## What you have to do
Copy out every line in which the string "текущего" occurs.

-- Begin Provided entries --

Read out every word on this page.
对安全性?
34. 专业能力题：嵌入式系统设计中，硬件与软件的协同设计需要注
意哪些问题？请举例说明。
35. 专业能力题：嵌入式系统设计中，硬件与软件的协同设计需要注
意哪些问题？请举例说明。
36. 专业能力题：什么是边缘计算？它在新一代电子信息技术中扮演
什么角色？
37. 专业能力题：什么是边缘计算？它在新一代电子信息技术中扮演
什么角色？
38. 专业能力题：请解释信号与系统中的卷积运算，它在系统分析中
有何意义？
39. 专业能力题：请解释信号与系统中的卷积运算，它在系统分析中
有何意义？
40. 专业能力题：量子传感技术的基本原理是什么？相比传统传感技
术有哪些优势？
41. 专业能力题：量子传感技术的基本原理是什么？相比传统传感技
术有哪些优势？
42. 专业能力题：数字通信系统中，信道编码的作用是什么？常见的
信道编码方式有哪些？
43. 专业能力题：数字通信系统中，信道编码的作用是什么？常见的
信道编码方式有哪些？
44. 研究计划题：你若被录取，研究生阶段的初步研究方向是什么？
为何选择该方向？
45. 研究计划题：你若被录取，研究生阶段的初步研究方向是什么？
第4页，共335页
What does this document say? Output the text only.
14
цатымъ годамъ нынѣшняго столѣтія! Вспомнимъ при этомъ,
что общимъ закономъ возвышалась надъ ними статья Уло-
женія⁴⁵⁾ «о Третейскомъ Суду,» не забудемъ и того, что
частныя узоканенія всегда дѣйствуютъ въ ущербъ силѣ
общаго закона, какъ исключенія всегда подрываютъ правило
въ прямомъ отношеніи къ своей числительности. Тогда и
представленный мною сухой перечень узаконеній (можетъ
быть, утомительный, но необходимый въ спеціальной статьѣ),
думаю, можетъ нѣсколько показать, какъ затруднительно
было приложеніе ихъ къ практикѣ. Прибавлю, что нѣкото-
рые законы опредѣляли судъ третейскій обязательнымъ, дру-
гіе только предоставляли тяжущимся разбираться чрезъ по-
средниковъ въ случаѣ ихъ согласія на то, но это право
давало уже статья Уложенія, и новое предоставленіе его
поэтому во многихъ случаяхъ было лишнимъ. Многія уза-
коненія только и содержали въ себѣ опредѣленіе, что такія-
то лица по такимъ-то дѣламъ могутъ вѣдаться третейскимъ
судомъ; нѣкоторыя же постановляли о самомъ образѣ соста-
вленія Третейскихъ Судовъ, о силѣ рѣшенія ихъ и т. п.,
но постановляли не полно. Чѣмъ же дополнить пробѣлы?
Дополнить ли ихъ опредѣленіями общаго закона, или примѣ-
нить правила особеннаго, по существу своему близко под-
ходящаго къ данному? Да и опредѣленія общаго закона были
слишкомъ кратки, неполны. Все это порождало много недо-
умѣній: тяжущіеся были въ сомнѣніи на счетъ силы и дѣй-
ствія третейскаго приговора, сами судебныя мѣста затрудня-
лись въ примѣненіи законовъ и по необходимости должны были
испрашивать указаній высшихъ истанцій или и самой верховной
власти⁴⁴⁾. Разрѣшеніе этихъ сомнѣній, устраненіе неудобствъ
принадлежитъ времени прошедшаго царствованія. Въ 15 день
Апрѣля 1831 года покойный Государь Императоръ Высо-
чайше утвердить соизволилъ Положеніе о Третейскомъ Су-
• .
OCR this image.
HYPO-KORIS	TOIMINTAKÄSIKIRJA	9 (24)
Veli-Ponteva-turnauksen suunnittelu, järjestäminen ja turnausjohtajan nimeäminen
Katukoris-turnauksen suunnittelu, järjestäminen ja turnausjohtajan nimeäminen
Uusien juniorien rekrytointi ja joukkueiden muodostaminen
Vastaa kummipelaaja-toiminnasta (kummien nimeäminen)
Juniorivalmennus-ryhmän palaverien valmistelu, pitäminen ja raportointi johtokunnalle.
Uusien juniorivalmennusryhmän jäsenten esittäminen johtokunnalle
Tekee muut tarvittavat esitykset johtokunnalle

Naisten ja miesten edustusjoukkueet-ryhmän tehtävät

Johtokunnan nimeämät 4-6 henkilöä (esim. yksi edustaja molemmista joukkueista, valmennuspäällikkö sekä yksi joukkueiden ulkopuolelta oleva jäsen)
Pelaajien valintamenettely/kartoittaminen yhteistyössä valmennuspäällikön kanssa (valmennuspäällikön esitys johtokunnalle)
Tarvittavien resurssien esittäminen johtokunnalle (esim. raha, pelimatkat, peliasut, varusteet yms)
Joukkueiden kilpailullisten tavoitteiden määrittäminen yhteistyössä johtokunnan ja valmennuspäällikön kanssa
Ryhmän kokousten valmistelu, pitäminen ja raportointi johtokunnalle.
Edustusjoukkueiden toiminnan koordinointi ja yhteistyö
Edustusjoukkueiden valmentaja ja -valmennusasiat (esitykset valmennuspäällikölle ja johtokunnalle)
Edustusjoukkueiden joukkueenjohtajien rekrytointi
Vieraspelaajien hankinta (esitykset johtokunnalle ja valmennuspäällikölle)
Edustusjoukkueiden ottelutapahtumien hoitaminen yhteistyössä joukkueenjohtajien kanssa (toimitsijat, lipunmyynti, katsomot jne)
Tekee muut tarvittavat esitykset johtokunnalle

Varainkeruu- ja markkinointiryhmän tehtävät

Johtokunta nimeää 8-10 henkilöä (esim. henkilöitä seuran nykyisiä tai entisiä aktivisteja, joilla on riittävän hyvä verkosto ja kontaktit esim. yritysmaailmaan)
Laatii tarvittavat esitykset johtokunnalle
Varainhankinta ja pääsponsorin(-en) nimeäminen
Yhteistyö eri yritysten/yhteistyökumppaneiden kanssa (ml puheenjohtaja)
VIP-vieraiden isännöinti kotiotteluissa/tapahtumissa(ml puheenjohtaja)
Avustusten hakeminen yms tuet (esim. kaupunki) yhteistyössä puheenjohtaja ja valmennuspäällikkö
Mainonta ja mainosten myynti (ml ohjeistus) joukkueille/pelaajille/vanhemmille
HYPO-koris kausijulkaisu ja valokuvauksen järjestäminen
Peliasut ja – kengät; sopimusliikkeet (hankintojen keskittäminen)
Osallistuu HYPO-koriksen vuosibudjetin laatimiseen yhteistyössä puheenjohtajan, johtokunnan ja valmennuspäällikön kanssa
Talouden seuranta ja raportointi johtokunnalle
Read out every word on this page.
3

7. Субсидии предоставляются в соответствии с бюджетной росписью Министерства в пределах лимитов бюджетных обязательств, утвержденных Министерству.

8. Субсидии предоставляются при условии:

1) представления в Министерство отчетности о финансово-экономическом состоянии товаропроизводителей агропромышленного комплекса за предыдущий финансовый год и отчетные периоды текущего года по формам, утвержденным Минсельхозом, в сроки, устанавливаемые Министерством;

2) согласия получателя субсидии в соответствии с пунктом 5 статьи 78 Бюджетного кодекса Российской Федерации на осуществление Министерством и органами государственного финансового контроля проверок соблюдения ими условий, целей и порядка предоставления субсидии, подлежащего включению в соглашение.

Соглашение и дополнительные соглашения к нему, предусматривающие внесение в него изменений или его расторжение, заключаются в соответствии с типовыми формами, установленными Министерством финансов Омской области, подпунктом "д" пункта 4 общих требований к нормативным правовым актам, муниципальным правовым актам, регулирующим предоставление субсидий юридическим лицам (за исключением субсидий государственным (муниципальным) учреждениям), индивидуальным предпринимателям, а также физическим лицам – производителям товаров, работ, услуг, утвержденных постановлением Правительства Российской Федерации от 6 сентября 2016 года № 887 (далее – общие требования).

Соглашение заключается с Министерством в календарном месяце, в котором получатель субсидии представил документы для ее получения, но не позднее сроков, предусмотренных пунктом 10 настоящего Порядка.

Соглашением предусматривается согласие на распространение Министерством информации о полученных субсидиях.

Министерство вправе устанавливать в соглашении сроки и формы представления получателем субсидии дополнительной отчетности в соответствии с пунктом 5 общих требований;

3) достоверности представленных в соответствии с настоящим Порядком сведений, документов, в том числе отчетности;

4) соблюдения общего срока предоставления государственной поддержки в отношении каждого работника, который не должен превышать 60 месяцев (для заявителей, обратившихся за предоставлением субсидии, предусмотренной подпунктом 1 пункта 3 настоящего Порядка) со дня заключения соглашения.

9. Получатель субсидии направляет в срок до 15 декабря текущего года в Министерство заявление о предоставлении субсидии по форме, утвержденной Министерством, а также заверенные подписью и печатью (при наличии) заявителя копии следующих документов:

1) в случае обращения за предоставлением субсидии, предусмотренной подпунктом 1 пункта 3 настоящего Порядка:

-- End Provided entries --

## Response below
1) представления в Министерство отчетности о финансово-экономическом состоянии товаропроизводителей агропромышленного комплекса за предыдущий финансовый год и отчетные периоды текущего года по формам, утвержденным Минсельхозом, в сроки, устанавливаемые Министерством;
9. Получатель субсидии направляет в срок до 15 декабря текущего года в Министерство заявление о предоставлении субсидии по форме, утвержденной Министерством, а также заверенные подписью и печатью (при наличии) заявителя копии следующих документов:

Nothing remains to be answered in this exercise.